'''
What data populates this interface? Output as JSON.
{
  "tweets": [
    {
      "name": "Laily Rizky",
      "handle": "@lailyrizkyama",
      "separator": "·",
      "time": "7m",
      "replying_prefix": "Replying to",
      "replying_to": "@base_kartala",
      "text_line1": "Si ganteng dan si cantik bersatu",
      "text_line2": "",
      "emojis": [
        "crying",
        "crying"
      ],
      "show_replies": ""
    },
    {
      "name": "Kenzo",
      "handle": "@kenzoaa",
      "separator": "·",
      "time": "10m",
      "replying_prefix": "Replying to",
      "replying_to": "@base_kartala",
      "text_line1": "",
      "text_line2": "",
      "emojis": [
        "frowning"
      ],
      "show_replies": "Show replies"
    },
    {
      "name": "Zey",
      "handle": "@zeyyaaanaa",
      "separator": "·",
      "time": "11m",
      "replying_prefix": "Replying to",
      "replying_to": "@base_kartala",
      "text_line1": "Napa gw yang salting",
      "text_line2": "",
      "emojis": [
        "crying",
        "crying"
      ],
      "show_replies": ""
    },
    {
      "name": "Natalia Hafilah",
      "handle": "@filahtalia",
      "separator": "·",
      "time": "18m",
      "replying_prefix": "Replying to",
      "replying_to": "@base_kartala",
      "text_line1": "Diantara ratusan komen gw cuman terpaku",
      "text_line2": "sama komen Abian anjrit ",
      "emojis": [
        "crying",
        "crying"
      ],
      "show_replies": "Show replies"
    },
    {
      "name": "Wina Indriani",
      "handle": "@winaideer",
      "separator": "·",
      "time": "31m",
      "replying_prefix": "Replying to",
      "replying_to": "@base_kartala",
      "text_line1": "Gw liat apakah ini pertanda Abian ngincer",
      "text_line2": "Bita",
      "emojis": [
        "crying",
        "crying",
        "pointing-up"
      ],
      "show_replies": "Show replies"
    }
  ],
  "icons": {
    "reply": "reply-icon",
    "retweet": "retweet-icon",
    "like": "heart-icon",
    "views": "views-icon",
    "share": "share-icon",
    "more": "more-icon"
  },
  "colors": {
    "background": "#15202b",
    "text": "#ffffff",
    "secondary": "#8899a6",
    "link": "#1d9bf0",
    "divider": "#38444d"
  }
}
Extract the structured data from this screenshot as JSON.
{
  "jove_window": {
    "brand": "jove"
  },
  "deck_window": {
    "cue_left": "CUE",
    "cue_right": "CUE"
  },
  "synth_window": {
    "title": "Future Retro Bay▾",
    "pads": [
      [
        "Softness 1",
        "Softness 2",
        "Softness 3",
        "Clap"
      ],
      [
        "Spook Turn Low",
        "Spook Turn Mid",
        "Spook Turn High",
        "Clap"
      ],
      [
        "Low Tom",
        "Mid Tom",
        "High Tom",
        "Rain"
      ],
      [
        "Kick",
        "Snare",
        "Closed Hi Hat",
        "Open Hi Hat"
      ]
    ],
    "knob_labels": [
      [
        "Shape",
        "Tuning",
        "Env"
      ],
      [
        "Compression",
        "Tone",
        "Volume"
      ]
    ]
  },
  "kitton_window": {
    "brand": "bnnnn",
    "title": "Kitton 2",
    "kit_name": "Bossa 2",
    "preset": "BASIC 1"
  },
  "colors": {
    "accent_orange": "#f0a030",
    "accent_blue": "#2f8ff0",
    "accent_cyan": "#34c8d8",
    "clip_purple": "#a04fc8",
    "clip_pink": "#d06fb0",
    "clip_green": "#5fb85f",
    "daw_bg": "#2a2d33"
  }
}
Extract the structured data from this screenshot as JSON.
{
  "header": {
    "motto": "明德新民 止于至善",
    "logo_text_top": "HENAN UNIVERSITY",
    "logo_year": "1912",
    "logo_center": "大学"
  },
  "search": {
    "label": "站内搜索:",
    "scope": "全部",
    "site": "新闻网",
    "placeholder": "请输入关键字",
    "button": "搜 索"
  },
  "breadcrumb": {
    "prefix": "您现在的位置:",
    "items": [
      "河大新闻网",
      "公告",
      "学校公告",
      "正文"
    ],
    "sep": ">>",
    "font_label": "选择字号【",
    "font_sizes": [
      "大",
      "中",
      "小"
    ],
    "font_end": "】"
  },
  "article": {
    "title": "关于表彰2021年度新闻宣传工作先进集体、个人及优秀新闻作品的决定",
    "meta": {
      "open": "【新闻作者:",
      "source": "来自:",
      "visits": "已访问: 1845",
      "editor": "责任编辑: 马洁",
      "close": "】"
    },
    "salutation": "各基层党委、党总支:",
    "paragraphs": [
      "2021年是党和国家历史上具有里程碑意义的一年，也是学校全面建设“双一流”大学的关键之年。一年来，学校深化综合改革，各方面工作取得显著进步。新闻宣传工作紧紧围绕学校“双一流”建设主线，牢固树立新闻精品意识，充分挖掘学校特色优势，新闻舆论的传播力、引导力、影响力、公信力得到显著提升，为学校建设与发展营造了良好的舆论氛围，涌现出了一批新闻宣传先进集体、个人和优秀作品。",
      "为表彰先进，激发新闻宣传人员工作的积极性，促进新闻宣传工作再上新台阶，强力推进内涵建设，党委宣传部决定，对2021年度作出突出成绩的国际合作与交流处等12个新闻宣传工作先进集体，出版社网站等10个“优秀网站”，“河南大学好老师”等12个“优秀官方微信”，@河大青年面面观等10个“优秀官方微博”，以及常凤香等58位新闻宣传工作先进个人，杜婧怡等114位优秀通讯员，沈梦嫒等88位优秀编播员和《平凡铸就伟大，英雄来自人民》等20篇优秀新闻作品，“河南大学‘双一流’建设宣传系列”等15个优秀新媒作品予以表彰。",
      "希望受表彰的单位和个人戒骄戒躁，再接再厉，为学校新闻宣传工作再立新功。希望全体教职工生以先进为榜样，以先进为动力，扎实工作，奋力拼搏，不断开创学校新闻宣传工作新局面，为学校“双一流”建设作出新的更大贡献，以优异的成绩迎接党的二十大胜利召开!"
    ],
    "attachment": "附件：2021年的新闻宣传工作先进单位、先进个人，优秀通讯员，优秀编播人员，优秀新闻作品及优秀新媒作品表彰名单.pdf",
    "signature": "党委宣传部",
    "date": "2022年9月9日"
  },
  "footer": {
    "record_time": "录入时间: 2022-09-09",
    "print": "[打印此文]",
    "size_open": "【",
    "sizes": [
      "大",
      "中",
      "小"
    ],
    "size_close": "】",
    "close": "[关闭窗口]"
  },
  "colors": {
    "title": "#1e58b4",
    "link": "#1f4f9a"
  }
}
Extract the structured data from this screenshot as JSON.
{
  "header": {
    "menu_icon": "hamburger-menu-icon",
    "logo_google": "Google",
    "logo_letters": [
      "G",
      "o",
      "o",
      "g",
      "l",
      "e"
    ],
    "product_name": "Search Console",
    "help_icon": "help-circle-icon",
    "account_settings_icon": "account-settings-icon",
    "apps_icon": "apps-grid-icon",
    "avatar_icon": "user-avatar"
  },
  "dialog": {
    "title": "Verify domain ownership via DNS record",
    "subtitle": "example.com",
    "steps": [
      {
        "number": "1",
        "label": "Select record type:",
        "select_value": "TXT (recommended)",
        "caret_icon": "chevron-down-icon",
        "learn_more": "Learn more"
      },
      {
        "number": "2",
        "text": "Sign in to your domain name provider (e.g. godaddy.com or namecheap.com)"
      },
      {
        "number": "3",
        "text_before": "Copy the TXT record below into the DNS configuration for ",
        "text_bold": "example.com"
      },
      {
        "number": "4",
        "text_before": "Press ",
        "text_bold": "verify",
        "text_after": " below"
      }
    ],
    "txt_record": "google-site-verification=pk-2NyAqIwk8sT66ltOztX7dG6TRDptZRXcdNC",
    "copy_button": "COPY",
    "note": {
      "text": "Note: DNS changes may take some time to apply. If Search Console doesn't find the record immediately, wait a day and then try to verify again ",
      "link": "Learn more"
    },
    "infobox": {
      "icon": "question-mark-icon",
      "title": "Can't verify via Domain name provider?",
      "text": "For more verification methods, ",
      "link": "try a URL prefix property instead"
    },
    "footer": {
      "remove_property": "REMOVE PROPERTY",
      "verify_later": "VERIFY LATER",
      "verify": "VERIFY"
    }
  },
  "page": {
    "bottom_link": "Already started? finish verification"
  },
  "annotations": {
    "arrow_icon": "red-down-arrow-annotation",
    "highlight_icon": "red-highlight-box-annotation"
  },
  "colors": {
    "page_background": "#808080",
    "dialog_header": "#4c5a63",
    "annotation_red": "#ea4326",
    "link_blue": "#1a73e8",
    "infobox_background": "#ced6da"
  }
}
'''
**What you should do**
Say how many lines include the word "komen"; reply with the number alone.

**Result**
2